■ Task: Report only the number of lines in this material that include the string "color".

■ Dataset rows about figures:

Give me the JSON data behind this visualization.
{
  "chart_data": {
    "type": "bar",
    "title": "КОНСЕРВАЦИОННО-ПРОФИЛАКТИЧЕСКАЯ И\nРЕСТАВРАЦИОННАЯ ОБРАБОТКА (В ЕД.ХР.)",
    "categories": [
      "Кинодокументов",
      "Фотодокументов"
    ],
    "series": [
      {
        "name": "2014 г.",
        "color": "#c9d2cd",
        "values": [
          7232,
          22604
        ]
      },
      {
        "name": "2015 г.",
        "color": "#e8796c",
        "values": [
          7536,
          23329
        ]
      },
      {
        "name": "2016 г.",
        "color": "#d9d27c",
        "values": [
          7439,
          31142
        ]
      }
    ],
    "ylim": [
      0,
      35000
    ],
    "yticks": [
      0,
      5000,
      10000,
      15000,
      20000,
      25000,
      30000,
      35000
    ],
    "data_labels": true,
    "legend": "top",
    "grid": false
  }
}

■ Expected answer: 3